■ Data shown ■
···
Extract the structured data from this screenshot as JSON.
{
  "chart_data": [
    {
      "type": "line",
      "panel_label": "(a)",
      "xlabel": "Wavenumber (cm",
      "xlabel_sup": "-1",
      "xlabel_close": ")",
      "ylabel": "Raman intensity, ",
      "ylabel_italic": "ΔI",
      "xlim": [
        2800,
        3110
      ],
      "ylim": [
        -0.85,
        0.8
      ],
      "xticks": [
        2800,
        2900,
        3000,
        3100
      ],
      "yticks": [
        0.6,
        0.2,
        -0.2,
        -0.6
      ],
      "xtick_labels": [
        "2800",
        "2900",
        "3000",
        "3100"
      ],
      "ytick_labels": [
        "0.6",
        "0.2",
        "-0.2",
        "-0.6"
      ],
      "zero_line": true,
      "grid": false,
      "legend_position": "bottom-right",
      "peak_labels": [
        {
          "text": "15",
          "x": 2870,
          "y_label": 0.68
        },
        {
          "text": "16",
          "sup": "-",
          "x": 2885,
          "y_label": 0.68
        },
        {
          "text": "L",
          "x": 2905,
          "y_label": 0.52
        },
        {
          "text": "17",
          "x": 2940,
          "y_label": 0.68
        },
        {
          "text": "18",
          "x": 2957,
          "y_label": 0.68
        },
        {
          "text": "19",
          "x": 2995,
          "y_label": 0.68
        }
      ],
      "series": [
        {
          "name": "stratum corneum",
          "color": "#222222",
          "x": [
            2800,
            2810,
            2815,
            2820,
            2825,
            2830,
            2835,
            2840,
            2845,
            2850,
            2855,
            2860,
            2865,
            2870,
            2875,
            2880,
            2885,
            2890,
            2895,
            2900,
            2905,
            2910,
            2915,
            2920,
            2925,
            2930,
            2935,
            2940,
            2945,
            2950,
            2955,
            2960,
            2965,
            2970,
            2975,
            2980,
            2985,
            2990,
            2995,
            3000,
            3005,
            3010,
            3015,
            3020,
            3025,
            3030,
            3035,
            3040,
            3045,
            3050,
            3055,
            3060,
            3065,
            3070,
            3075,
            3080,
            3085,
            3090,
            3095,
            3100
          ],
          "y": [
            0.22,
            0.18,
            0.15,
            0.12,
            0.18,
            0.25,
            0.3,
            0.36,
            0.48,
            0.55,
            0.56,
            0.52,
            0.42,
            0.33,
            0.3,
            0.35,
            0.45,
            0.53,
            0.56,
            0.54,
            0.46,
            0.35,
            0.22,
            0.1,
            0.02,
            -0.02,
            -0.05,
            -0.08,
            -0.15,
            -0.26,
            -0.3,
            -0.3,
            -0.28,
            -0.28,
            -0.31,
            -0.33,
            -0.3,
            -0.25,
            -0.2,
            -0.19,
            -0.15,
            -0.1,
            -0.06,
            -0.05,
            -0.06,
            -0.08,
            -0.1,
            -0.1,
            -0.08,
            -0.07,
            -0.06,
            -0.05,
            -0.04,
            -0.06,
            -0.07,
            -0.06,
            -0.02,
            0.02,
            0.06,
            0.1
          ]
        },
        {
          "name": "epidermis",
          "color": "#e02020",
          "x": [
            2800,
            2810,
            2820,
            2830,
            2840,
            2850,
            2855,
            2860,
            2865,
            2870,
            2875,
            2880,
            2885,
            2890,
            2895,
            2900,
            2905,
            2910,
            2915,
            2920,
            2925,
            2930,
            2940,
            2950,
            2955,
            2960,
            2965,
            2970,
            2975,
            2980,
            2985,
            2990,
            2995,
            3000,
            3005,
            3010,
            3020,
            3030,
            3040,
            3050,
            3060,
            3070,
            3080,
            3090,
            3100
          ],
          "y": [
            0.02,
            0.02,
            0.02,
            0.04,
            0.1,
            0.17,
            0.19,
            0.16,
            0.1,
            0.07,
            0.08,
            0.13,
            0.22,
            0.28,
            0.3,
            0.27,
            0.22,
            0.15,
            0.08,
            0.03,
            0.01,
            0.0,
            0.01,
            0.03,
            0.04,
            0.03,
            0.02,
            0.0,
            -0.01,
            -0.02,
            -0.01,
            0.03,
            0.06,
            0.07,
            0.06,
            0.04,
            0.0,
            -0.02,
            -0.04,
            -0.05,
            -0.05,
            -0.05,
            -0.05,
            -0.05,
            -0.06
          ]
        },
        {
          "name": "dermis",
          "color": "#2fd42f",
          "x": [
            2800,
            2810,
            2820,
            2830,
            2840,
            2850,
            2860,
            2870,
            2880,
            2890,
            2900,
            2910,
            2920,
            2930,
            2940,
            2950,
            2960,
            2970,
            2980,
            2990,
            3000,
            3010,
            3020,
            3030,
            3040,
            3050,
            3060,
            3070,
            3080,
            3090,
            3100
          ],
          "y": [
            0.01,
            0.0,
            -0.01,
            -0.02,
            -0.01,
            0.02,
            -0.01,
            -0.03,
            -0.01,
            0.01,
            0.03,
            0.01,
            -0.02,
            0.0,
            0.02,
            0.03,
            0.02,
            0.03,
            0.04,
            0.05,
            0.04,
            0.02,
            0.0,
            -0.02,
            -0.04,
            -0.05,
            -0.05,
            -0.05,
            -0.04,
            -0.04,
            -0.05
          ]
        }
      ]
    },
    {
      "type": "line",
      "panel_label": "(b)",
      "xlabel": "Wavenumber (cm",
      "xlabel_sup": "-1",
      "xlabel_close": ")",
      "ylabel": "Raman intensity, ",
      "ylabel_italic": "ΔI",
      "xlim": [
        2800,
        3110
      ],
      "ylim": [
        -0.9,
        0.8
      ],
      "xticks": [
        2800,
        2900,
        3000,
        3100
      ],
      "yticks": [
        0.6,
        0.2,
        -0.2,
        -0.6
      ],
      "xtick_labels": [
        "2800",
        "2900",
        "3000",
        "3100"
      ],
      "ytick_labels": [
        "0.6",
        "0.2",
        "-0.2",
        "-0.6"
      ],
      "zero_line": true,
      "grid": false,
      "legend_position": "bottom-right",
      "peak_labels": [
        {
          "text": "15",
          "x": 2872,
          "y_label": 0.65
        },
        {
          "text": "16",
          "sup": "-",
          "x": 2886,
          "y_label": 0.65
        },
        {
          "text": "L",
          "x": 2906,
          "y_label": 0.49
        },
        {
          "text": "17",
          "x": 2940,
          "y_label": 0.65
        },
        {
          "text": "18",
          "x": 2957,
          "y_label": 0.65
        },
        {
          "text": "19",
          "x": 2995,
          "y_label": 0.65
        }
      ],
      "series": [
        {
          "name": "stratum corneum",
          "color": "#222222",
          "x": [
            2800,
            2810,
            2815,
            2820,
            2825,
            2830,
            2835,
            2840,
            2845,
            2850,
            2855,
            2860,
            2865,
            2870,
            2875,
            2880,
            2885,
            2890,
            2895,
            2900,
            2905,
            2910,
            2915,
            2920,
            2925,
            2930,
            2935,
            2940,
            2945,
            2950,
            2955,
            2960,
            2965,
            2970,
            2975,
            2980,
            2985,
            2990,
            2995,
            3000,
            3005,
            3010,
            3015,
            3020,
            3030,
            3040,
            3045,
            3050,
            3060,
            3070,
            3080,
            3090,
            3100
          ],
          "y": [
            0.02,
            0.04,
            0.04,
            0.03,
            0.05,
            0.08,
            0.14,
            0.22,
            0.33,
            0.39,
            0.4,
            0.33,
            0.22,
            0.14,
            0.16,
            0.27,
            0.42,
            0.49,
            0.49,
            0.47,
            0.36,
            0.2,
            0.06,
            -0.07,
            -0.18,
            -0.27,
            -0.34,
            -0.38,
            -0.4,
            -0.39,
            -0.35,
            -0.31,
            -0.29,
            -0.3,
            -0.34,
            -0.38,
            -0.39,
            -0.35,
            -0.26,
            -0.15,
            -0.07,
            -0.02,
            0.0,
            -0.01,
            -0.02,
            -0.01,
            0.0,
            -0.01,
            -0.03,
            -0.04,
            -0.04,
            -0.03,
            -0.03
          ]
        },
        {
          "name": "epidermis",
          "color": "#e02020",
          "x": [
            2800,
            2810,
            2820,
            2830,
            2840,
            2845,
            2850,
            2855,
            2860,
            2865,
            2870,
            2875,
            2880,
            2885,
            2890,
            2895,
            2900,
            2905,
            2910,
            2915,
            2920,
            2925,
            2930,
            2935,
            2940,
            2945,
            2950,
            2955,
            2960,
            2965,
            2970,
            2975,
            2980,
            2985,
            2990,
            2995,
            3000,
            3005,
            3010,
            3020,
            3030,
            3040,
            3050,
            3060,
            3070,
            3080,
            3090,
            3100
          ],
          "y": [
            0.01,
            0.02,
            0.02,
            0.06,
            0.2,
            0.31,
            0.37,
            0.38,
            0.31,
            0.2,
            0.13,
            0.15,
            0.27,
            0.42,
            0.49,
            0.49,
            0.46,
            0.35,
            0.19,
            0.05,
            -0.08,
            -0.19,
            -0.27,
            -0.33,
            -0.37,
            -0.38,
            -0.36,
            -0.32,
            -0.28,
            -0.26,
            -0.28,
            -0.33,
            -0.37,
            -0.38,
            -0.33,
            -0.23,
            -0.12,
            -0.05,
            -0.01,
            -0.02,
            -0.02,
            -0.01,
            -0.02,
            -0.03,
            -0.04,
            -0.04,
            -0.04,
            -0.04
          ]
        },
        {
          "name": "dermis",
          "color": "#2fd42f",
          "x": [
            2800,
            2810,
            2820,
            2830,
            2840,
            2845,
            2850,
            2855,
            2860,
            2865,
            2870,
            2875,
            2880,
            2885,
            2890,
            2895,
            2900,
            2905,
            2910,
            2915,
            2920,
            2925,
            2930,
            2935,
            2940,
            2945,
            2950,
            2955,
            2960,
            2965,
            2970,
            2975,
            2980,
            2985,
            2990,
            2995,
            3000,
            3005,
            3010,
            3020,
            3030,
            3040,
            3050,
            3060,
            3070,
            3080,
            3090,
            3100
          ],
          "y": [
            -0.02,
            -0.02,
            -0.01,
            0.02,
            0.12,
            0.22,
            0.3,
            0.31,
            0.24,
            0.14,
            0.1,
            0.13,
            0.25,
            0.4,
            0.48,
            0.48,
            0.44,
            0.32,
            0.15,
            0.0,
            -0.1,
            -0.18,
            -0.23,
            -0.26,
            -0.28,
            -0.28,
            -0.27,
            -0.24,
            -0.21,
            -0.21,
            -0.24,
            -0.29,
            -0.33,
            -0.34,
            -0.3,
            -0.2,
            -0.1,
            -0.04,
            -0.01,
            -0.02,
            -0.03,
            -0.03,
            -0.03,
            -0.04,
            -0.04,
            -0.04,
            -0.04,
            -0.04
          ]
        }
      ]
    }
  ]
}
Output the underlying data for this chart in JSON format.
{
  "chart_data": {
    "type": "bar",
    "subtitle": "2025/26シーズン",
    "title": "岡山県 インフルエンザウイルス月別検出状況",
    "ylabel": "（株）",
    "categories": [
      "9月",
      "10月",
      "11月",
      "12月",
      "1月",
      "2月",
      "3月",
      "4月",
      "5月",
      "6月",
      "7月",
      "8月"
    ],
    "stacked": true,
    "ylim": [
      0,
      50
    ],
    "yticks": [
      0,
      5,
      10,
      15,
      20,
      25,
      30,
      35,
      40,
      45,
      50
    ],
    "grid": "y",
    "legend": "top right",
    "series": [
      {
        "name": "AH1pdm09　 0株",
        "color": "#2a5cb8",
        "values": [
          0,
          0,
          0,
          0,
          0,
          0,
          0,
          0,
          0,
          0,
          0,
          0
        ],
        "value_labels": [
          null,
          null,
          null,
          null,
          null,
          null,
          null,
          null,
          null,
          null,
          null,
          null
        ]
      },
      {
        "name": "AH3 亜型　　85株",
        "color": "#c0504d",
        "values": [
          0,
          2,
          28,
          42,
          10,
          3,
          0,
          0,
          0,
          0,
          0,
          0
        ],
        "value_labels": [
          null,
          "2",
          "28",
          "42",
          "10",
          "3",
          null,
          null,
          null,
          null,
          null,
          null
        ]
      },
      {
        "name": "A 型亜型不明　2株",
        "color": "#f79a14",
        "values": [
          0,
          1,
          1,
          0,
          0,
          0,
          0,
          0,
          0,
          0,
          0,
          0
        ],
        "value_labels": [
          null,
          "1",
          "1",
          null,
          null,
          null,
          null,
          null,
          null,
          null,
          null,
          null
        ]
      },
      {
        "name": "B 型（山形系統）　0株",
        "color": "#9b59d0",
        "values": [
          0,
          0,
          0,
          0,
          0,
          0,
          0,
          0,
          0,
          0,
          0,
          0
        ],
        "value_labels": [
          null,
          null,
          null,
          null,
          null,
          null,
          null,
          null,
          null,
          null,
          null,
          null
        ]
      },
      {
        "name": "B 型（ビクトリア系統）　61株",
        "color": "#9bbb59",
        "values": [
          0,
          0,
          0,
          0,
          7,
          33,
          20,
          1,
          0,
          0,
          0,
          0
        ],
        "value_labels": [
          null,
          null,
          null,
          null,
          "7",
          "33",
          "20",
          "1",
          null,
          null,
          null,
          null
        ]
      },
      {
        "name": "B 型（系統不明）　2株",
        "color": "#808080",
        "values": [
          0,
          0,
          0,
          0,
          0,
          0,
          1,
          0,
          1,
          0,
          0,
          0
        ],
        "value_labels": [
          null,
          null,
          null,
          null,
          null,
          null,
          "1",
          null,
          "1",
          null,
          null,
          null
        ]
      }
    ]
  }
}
···
■ Task ■
From the listing above, collect every line that mentions the word "color".

■ Problem solution ■
          "color": "#222222",
          "color": "#e02020",
          "color": "#2fd42f",
          "color": "#222222",
          "color": "#e02020",
          "color": "#2fd42f",
        "color": "#2a5cb8",
        "color": "#c0504d",
        "color": "#f79a14",
        "color": "#9b59d0",
        "color": "#9bbb59",
        "color": "#808080",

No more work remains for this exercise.